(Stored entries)
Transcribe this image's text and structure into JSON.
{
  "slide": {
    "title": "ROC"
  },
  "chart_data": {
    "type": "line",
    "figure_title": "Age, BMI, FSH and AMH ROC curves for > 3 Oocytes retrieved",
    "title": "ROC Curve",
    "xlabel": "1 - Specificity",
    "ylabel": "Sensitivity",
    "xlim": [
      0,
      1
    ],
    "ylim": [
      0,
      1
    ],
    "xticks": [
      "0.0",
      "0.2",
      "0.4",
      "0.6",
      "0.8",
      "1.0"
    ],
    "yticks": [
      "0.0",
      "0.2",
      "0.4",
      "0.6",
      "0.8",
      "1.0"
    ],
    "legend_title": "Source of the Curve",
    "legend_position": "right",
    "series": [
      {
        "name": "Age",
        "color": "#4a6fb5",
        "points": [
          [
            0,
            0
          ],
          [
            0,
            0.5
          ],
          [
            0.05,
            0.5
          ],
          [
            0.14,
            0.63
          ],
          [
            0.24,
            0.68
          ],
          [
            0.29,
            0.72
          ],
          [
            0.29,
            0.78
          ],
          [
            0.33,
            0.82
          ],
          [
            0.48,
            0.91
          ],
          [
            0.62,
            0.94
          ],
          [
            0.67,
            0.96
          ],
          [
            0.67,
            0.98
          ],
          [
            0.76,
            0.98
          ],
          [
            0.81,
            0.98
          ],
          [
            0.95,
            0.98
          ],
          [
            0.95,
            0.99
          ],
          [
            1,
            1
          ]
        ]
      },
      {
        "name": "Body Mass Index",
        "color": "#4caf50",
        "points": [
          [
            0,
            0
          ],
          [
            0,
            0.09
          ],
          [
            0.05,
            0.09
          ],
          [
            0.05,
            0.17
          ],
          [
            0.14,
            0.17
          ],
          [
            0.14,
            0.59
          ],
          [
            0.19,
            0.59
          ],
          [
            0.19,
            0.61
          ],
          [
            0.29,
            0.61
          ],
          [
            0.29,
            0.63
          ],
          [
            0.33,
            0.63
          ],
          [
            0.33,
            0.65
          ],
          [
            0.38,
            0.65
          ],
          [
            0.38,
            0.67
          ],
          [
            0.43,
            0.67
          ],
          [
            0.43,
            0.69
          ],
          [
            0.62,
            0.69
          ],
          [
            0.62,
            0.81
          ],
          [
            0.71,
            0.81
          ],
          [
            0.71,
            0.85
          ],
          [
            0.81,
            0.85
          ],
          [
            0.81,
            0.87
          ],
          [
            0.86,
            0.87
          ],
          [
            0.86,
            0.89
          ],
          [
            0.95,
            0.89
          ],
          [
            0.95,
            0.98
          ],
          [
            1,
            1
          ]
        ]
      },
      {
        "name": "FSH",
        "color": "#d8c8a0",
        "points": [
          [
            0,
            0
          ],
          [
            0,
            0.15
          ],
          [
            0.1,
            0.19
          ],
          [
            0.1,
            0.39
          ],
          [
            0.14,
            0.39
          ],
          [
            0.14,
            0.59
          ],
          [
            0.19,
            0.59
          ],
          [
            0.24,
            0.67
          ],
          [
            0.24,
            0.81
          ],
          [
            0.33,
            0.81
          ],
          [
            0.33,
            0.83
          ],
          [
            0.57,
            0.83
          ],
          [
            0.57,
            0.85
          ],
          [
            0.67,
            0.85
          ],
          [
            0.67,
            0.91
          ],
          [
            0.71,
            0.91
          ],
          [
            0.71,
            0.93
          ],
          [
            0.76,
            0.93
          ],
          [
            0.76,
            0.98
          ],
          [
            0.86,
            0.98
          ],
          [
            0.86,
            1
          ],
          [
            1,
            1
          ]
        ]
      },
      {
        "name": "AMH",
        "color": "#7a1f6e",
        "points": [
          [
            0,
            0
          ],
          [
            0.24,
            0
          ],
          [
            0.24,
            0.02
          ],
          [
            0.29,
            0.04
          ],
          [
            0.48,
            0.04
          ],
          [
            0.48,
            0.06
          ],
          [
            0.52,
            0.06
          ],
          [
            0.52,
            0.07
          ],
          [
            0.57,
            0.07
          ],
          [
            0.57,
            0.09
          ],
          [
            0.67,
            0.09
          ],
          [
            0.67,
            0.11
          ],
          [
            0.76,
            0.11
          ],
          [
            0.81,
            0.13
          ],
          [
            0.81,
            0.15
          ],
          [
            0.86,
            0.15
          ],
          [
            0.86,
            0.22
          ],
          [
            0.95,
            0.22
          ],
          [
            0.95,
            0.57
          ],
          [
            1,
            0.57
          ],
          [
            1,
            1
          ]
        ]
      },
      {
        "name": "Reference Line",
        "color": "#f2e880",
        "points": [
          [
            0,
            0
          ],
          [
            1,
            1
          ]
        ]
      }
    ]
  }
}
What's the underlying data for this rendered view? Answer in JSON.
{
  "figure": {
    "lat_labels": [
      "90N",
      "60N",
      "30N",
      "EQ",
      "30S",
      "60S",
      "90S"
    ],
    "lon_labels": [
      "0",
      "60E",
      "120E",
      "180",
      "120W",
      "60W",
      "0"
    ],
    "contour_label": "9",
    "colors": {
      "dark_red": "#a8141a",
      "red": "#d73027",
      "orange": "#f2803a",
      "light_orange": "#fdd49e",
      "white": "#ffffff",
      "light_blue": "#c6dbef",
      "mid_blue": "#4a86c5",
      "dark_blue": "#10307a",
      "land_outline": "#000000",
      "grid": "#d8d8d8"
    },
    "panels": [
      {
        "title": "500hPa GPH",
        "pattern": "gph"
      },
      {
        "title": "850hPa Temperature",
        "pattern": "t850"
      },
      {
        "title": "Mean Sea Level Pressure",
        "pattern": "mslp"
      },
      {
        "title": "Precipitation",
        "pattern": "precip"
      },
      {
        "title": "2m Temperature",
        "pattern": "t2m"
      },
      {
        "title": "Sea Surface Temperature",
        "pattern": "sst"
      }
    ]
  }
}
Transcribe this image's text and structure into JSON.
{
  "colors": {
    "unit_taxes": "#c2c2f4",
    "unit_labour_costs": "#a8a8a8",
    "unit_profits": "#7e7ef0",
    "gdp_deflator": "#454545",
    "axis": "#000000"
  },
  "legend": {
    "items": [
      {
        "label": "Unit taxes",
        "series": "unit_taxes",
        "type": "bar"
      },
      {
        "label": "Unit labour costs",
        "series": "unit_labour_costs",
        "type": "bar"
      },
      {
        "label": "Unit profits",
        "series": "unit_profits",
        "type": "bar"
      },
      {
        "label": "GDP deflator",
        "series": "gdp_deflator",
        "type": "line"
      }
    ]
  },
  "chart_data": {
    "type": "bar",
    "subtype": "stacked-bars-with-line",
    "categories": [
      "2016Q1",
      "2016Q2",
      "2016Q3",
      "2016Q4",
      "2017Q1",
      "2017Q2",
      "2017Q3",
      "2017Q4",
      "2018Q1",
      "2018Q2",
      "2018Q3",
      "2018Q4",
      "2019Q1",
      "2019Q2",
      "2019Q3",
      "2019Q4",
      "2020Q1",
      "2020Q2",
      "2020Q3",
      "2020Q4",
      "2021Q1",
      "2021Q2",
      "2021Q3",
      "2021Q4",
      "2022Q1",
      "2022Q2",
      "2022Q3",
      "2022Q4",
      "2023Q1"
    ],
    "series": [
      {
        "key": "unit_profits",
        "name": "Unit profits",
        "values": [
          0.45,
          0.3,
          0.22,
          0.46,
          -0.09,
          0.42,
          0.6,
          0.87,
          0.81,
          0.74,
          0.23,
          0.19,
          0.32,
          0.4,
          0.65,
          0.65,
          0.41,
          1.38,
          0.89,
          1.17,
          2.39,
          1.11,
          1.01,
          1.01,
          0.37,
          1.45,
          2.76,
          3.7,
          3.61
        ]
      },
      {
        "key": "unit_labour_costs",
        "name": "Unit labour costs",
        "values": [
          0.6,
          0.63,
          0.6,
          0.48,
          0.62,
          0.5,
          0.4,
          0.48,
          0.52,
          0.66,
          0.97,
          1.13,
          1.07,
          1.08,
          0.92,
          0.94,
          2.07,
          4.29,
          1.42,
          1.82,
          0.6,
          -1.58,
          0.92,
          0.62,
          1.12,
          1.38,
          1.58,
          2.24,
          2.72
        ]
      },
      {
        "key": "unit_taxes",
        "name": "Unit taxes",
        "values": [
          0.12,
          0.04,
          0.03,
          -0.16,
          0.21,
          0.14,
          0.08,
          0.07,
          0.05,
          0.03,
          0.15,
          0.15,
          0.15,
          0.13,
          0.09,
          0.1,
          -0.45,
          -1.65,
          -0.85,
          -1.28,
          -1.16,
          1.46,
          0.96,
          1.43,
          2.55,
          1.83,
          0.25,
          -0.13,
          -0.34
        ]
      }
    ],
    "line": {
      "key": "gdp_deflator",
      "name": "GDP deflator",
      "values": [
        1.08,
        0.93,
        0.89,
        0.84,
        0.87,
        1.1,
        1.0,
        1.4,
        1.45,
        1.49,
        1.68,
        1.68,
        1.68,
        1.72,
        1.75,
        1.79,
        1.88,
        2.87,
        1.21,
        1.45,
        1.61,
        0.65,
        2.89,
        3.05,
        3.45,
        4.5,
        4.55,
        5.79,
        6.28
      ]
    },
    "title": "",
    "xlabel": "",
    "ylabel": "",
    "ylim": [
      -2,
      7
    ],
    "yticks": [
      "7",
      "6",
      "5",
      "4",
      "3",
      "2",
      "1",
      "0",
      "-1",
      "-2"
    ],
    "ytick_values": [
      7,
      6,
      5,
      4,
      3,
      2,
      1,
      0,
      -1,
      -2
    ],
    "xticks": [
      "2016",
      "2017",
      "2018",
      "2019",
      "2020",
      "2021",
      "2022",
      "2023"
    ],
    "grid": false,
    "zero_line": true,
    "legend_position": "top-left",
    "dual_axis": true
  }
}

Set problem: Read through the data and copy every line where "series" shows up.

The reply:
    "series": [
        "series": "unit_taxes",
        "series": "unit_labour_costs",
        "series": "unit_profits",
        "series": "gdp_deflator",
    "series": [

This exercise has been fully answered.